━━━━━ PROVIDED RECORDS ━━━━━

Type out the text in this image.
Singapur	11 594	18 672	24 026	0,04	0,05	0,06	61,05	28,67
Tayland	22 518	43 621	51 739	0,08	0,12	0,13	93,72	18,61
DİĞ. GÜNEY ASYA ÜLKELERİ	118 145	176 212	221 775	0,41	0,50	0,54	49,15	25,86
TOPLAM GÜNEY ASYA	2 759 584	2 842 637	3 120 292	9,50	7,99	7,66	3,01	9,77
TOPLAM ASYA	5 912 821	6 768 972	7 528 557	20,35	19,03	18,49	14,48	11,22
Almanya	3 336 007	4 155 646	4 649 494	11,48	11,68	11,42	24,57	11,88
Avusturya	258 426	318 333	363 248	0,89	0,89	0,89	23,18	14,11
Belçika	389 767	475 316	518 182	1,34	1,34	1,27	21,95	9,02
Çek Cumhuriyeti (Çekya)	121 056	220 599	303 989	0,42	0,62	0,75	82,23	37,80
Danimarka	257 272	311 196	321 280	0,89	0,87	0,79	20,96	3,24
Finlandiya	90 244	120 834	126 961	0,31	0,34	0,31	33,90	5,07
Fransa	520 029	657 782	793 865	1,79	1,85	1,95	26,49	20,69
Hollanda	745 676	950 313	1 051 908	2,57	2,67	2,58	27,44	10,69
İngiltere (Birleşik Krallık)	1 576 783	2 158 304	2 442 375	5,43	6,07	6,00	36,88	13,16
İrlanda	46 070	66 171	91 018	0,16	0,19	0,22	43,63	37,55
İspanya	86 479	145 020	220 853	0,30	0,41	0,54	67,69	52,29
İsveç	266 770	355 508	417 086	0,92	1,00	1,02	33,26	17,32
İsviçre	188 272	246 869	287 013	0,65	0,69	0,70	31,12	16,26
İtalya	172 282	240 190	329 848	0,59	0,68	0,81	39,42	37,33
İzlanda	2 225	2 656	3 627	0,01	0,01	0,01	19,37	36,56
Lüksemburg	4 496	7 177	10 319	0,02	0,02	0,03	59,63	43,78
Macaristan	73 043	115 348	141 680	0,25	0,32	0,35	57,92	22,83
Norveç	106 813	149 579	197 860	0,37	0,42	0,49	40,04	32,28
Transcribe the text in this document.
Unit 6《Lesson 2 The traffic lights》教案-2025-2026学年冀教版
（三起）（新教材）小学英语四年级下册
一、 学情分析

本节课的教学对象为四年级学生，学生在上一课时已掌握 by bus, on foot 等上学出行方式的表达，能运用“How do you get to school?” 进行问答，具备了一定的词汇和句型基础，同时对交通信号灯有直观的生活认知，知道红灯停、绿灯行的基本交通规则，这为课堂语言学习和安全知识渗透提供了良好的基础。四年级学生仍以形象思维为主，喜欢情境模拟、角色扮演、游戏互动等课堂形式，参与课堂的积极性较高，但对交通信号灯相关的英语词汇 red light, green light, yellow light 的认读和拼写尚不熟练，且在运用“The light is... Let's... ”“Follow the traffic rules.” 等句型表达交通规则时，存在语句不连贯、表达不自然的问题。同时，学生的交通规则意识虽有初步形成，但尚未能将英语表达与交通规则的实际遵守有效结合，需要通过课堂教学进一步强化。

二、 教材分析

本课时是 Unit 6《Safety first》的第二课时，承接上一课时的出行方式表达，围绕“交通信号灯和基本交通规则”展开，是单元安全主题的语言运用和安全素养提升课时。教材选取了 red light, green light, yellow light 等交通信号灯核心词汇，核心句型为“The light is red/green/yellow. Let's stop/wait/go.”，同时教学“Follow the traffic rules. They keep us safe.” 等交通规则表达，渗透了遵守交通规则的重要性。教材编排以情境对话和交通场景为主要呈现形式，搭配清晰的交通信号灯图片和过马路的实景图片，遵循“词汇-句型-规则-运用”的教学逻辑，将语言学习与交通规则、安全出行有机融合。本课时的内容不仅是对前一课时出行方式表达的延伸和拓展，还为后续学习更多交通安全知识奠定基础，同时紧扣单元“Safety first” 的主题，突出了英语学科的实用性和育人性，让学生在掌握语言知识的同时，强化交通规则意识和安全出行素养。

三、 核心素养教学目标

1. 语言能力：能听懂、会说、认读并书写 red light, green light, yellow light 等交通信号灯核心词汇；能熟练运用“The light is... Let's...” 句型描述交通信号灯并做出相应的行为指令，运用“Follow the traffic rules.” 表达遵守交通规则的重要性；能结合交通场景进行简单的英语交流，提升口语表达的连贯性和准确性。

━━━━━

→ GIVEN TASK
Output all of the data again. Match it exactly.

→ SOLUTION TO THIS PROBLEM
Type out the text in this image.
Singapur	11 594	18 672	24 026	0,04	0,05	0,06	61,05	28,67
Tayland	22 518	43 621	51 739	0,08	0,12	0,13	93,72	18,61
DİĞ. GÜNEY ASYA ÜLKELERİ	118 145	176 212	221 775	0,41	0,50	0,54	49,15	25,86
TOPLAM GÜNEY ASYA	2 759 584	2 842 637	3 120 292	9,50	7,99	7,66	3,01	9,77
TOPLAM ASYA	5 912 821	6 768 972	7 528 557	20,35	19,03	18,49	14,48	11,22
Almanya	3 336 007	4 155 646	4 649 494	11,48	11,68	11,42	24,57	11,88
Avusturya	258 426	318 333	363 248	0,89	0,89	0,89	23,18	14,11
Belçika	389 767	475 316	518 182	1,34	1,34	1,27	21,95	9,02
Çek Cumhuriyeti (Çekya)	121 056	220 599	303 989	0,42	0,62	0,75	82,23	37,80
Danimarka	257 272	311 196	321 280	0,89	0,87	0,79	20,96	3,24
Finlandiya	90 244	120 834	126 961	0,31	0,34	0,31	33,90	5,07
Fransa	520 029	657 782	793 865	1,79	1,85	1,95	26,49	20,69
Hollanda	745 676	950 313	1 051 908	2,57	2,67	2,58	27,44	10,69
İngiltere (Birleşik Krallık)	1 576 783	2 158 304	2 442 375	5,43	6,07	6,00	36,88	13,16
İrlanda	46 070	66 171	91 018	0,16	0,19	0,22	43,63	37,55
İspanya	86 479	145 020	220 853	0,30	0,41	0,54	67,69	52,29
İsveç	266 770	355 508	417 086	0,92	1,00	1,02	33,26	17,32
İsviçre	188 272	246 869	287 013	0,65	0,69	0,70	31,12	16,26
İtalya	172 282	240 190	329 848	0,59	0,68	0,81	39,42	37,33
İzlanda	2 225	2 656	3 627	0,01	0,01	0,01	19,37	36,56
Lüksemburg	4 496	7 177	10 319	0,02	0,02	0,03	59,63	43,78
Macaristan	73 043	115 348	141 680	0,25	0,32	0,35	57,92	22,83
Norveç	106 813	149 579	197 860	0,37	0,42	0,49	40,04	32,28
Transcribe the text in this document.
Unit 6《Lesson 2 The traffic lights》教案-2025-2026学年冀教版
（三起）（新教材）小学英语四年级下册
一、 学情分析

本节课的教学对象为四年级学生，学生在上一课时已掌握 by bus, on foot 等上学出行方式的表达，能运用“How do you get to school?” 进行问答，具备了一定的词汇和句型基础，同时对交通信号灯有直观的生活认知，知道红灯停、绿灯行的基本交通规则，这为课堂语言学习和安全知识渗透提供了良好的基础。四年级学生仍以形象思维为主，喜欢情境模拟、角色扮演、游戏互动等课堂形式，参与课堂的积极性较高，但对交通信号灯相关的英语词汇 red light, green light, yellow light 的认读和拼写尚不熟练，且在运用“The light is... Let's... ”“Follow the traffic rules.” 等句型表达交通规则时，存在语句不连贯、表达不自然的问题。同时，学生的交通规则意识虽有初步形成，但尚未能将英语表达与交通规则的实际遵守有效结合，需要通过课堂教学进一步强化。

二、 教材分析

本课时是 Unit 6《Safety first》的第二课时，承接上一课时的出行方式表达，围绕“交通信号灯和基本交通规则”展开，是单元安全主题的语言运用和安全素养提升课时。教材选取了 red light, green light, yellow light 等交通信号灯核心词汇，核心句型为“The light is red/green/yellow. Let's stop/wait/go.”，同时教学“Follow the traffic rules. They keep us safe.” 等交通规则表达，渗透了遵守交通规则的重要性。教材编排以情境对话和交通场景为主要呈现形式，搭配清晰的交通信号灯图片和过马路的实景图片，遵循“词汇-句型-规则-运用”的教学逻辑，将语言学习与交通规则、安全出行有机融合。本课时的内容不仅是对前一课时出行方式表达的延伸和拓展，还为后续学习更多交通安全知识奠定基础，同时紧扣单元“Safety first” 的主题，突出了英语学科的实用性和育人性，让学生在掌握语言知识的同时，强化交通规则意识和安全出行素养。

三、 核心素养教学目标

1. 语言能力：能听懂、会说、认读并书写 red light, green light, yellow light 等交通信号灯核心词汇；能熟练运用“The light is... Let's...” 句型描述交通信号灯并做出相应的行为指令，运用“Follow the traffic rules.” 表达遵守交通规则的重要性；能结合交通场景进行简单的英语交流，提升口语表达的连贯性和准确性。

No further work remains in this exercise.